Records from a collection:
** Begin **

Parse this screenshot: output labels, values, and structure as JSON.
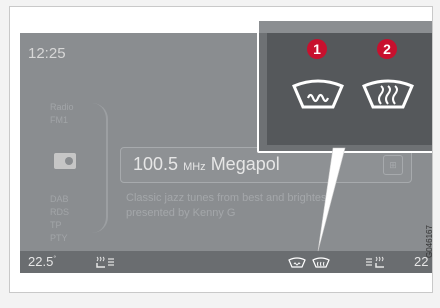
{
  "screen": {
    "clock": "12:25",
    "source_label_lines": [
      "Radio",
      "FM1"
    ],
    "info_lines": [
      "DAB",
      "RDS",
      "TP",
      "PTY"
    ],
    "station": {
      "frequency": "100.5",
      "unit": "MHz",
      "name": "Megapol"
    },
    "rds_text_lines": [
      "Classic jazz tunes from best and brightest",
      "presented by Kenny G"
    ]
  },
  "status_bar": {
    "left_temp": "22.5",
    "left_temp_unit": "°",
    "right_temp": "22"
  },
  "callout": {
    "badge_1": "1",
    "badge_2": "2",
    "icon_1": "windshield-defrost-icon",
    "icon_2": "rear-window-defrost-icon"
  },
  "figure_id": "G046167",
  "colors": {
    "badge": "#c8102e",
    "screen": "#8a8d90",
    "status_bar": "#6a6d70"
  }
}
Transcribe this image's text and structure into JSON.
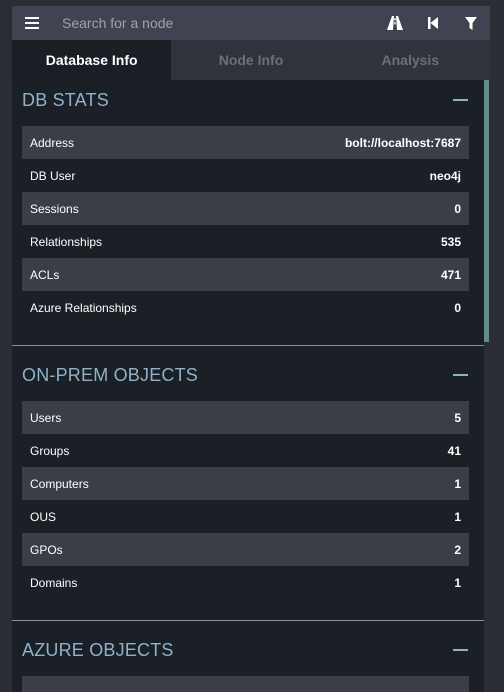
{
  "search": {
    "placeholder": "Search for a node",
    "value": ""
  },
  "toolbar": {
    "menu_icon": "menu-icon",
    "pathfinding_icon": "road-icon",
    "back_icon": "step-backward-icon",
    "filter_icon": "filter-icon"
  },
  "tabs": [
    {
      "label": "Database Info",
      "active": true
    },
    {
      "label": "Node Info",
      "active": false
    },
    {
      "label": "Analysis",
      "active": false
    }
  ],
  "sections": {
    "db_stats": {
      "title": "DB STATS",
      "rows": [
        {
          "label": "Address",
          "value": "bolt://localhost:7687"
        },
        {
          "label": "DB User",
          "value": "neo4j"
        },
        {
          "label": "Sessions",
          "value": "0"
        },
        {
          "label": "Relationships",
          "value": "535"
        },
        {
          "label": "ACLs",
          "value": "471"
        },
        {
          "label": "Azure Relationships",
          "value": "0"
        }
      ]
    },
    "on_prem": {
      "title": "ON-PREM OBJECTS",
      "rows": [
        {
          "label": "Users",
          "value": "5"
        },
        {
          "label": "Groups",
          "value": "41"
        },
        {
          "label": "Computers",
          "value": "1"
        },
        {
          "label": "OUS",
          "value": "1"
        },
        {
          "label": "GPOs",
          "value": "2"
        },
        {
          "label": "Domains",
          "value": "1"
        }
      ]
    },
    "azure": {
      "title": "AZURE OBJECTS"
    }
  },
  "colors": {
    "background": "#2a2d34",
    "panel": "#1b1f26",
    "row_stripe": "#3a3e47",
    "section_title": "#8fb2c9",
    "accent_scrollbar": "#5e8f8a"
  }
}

** End **

_To do:_ Can you restate all the records above word for word while dropping the pictures?

_Correct answer:_
Parse this screenshot: output labels, values, and structure as JSON.
{
  "screen": {
    "clock": "12:25",
    "source_label_lines": [
      "Radio",
      "FM1"
    ],
    "info_lines": [
      "DAB",
      "RDS",
      "TP",
      "PTY"
    ],
    "station": {
      "frequency": "100.5",
      "unit": "MHz",
      "name": "Megapol"
    },
    "rds_text_lines": [
      "Classic jazz tunes from best and brightest",
      "presented by Kenny G"
    ]
  },
  "status_bar": {
    "left_temp": "22.5",
    "left_temp_unit": "°",
    "right_temp": "22"
  },
  "callout": {
    "badge_1": "1",
    "badge_2": "2",
    "icon_1": "windshield-defrost-icon",
    "icon_2": "rear-window-defrost-icon"
  },
  "figure_id": "G046167",
  "colors": {
    "badge": "#c8102e",
    "screen": "#8a8d90",
    "status_bar": "#6a6d70"
  }
}
Transcribe this image's text and structure into JSON.
{
  "search": {
    "placeholder": "Search for a node",
    "value": ""
  },
  "toolbar": {
    "menu_icon": "menu-icon",
    "pathfinding_icon": "road-icon",
    "back_icon": "step-backward-icon",
    "filter_icon": "filter-icon"
  },
  "tabs": [
    {
      "label": "Database Info",
      "active": true
    },
    {
      "label": "Node Info",
      "active": false
    },
    {
      "label": "Analysis",
      "active": false
    }
  ],
  "sections": {
    "db_stats": {
      "title": "DB STATS",
      "rows": [
        {
          "label": "Address",
          "value": "bolt://localhost:7687"
        },
        {
          "label": "DB User",
          "value": "neo4j"
        },
        {
          "label": "Sessions",
          "value": "0"
        },
        {
          "label": "Relationships",
          "value": "535"
        },
        {
          "label": "ACLs",
          "value": "471"
        },
        {
          "label": "Azure Relationships",
          "value": "0"
        }
      ]
    },
    "on_prem": {
      "title": "ON-PREM OBJECTS",
      "rows": [
        {
          "label": "Users",
          "value": "5"
        },
        {
          "label": "Groups",
          "value": "41"
        },
        {
          "label": "Computers",
          "value": "1"
        },
        {
          "label": "OUS",
          "value": "1"
        },
        {
          "label": "GPOs",
          "value": "2"
        },
        {
          "label": "Domains",
          "value": "1"
        }
      ]
    },
    "azure": {
      "title": "AZURE OBJECTS"
    }
  },
  "colors": {
    "background": "#2a2d34",
    "panel": "#1b1f26",
    "row_stripe": "#3a3e47",
    "section_title": "#8fb2c9",
    "accent_scrollbar": "#5e8f8a"
  }
}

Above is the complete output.